◆ Request: Identify, in the records below, every line where the string "государственных" appears, and copy each such line.
======== Supplied data
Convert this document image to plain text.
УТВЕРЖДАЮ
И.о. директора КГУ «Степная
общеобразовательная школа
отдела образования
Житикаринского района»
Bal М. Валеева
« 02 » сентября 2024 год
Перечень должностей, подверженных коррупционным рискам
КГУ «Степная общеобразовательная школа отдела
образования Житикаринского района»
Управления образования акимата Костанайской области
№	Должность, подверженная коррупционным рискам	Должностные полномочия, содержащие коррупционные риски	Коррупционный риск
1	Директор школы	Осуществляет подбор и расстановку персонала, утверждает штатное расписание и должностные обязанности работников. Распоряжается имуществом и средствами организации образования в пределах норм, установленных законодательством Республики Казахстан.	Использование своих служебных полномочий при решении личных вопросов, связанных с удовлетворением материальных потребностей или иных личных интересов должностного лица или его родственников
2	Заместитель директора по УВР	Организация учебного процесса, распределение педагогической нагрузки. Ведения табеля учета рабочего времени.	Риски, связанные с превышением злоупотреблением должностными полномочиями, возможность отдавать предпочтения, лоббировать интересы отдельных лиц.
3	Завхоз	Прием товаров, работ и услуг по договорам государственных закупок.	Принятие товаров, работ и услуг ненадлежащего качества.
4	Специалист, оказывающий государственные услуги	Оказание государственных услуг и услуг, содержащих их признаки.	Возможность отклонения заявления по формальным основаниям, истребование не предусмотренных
================
◆ Result:
3	Завхоз	Прием товаров, работ и услуг по договорам государственных закупок.	Принятие товаров, работ и услуг ненадлежащего качества.
4	Специалист, оказывающий государственные услуги	Оказание государственных услуг и услуг, содержащих их признаки.	Возможность отклонения заявления по формальным основаниям, истребование не предусмотренных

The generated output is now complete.